━━ Dataset records ━━

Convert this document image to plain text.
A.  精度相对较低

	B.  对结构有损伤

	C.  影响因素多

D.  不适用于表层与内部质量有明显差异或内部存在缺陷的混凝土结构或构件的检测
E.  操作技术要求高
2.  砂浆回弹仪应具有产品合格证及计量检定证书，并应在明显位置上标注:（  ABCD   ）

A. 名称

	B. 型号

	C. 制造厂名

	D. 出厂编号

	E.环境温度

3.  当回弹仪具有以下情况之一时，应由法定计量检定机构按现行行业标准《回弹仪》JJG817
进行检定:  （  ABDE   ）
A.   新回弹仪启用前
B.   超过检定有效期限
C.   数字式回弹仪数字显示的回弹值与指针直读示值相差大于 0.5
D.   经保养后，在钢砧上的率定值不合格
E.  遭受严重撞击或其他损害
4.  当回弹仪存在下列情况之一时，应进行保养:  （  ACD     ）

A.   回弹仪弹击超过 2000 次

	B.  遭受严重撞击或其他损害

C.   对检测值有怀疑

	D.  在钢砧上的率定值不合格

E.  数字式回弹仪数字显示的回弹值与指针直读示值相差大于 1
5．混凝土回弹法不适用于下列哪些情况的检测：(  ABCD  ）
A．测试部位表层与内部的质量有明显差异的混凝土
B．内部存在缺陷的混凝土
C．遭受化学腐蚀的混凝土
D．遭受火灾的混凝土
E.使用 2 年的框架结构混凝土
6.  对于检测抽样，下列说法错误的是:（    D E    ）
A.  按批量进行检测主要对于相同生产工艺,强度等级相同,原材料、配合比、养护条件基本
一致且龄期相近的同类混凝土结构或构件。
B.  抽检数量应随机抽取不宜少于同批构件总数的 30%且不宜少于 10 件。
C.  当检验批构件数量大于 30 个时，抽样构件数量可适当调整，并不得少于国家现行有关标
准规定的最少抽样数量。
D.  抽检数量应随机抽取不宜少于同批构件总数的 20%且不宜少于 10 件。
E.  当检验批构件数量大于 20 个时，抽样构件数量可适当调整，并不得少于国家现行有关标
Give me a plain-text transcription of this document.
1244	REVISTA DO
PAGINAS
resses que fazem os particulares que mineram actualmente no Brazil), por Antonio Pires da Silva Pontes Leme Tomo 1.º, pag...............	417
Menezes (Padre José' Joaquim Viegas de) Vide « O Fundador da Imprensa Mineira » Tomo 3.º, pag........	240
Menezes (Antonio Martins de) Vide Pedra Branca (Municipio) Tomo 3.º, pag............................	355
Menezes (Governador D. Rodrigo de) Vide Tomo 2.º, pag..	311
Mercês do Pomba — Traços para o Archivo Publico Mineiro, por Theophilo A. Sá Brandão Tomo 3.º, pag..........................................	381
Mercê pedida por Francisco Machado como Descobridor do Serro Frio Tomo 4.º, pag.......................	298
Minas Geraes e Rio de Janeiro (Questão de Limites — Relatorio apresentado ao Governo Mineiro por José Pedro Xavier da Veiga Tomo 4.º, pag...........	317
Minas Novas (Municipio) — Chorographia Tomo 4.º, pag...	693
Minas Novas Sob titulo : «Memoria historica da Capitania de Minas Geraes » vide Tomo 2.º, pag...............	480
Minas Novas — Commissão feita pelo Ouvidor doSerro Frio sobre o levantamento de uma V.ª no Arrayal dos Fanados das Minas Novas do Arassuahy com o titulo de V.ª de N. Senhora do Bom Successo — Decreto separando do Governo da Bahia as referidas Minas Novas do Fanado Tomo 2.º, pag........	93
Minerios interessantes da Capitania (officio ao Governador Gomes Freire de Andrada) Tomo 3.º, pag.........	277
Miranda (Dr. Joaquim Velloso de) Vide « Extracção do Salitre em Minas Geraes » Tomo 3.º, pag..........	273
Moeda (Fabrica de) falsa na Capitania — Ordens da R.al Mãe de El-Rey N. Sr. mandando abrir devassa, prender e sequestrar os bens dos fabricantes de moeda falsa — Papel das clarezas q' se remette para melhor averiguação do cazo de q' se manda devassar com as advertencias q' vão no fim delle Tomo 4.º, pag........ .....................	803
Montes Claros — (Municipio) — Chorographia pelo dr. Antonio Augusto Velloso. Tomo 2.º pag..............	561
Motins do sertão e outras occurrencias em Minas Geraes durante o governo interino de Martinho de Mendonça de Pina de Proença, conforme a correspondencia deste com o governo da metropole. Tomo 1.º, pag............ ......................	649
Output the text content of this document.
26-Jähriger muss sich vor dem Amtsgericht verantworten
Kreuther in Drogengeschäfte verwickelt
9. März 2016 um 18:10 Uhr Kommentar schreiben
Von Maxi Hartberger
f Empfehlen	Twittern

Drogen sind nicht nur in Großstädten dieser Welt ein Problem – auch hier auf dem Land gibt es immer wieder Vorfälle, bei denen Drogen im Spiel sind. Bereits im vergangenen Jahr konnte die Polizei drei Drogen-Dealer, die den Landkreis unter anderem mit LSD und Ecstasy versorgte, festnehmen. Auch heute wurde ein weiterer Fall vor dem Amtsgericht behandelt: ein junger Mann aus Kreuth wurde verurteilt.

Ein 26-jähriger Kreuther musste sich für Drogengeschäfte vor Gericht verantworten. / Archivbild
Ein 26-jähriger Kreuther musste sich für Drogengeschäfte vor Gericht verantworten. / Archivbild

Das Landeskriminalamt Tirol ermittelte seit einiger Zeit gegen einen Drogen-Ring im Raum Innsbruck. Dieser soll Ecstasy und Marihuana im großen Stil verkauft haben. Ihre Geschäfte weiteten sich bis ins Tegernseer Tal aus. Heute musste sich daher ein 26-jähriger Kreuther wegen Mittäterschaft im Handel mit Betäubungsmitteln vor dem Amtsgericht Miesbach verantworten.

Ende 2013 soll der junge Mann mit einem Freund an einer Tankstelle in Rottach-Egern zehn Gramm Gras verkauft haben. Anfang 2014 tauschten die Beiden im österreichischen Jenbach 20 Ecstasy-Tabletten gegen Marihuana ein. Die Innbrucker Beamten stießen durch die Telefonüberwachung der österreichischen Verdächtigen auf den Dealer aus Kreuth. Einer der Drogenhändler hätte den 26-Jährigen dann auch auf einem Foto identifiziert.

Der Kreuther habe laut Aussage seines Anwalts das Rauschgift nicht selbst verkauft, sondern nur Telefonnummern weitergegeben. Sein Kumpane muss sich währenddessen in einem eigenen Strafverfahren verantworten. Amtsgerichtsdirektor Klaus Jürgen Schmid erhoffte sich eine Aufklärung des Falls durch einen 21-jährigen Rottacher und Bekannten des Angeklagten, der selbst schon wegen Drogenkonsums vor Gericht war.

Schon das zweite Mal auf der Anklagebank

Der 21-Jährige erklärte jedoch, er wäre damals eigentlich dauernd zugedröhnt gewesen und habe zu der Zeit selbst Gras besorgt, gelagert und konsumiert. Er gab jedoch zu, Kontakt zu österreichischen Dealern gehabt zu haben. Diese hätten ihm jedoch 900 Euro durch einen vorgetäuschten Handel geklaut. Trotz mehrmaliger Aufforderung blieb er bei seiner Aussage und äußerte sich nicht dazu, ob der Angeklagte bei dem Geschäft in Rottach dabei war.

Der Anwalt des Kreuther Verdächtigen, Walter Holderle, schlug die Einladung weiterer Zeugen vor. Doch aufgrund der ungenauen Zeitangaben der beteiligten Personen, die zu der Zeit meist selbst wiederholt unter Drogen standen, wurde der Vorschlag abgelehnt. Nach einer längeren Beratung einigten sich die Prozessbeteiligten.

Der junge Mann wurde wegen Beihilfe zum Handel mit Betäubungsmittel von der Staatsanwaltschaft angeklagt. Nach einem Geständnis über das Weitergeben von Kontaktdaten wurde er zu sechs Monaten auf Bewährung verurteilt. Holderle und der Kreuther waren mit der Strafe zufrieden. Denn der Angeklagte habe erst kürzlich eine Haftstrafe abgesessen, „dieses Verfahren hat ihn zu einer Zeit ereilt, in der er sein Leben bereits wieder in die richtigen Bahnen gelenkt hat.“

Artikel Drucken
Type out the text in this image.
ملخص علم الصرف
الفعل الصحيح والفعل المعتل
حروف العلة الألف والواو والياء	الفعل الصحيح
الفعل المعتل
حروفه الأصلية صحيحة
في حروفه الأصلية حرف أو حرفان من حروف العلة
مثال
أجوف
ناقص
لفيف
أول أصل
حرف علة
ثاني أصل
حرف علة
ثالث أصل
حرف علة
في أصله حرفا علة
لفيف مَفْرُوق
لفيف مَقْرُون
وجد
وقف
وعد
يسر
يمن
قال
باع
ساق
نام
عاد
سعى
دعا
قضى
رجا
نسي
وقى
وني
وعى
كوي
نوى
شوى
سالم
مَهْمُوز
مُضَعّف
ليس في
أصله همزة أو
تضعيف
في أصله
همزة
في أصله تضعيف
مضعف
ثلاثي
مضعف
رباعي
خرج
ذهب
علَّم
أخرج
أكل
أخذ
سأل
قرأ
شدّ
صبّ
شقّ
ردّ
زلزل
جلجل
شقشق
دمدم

━━━

Set problem
Look through the records and gather every line containing "auch".

Reply to the task
Drogen sind nicht nur in Großstädten dieser Welt ein Problem – auch hier auf dem Land gibt es immer wieder Vorfälle, bei denen Drogen im Spiel sind. Bereits im vergangenen Jahr konnte die Polizei drei Drogen-Dealer, die den Landkreis unter anderem mit LSD und Ecstasy versorgte, festnehmen. Auch heute wurde ein weiterer Fall vor dem Amtsgericht behandelt: ein junger Mann aus Kreuth wurde verurteilt.
Ende 2013 soll der junge Mann mit einem Freund an einer Tankstelle in Rottach-Egern zehn Gramm Gras verkauft haben. Anfang 2014 tauschten die Beiden im österreichischen Jenbach 20 Ecstasy-Tabletten gegen Marihuana ein. Die Innbrucker Beamten stießen durch die Telefonüberwachung der österreichischen Verdächtigen auf den Dealer aus Kreuth. Einer der Drogenhändler hätte den 26-Jährigen dann auch auf einem Foto identifiziert.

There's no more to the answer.